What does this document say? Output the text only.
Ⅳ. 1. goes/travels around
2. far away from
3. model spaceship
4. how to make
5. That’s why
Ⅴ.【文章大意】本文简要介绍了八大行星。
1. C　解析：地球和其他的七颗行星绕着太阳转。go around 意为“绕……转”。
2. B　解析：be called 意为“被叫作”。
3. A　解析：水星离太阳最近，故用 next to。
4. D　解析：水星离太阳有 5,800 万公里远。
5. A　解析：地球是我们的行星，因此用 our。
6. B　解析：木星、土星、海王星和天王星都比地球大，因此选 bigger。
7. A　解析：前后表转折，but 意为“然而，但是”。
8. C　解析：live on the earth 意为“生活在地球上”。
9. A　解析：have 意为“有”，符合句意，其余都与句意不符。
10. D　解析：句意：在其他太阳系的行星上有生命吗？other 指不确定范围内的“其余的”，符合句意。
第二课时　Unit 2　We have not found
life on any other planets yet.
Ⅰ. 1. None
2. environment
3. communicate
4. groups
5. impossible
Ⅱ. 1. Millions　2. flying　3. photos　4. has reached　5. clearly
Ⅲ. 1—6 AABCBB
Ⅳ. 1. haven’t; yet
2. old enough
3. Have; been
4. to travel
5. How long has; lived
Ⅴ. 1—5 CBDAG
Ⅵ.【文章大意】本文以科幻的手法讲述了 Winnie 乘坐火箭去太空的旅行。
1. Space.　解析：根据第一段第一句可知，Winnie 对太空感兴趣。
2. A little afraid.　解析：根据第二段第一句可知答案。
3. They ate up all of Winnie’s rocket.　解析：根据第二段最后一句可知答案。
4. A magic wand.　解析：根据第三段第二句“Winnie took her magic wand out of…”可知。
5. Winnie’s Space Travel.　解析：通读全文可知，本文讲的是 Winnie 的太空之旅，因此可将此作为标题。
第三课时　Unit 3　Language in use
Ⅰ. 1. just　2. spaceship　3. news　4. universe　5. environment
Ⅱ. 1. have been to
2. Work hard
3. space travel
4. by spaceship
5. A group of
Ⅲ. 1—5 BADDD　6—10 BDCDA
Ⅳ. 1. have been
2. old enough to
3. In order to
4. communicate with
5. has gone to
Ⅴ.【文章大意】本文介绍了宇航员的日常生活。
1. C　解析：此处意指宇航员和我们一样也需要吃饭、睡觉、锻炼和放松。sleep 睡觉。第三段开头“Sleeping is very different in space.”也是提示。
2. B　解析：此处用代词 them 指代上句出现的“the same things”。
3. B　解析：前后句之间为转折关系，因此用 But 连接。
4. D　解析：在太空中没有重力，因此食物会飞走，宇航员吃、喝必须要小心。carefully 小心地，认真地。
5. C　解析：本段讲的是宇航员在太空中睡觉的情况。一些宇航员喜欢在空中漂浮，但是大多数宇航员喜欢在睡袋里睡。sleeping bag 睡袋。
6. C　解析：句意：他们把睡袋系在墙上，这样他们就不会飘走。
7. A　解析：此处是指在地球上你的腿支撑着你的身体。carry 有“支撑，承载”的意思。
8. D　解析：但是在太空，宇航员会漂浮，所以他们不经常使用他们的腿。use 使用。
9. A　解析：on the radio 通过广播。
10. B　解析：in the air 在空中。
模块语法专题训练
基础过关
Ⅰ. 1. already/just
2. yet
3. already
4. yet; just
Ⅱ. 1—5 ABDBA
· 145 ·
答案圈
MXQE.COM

###

=== Challenge ===
Every line that holds the string "文章大意" should be returned.

=== Solution ===
Ⅴ.【文章大意】本文简要介绍了八大行星。
Ⅵ.【文章大意】本文以科幻的手法讲述了 Winnie 乘坐火箭去太空的旅行。
Ⅴ.【文章大意】本文介绍了宇航员的日常生活。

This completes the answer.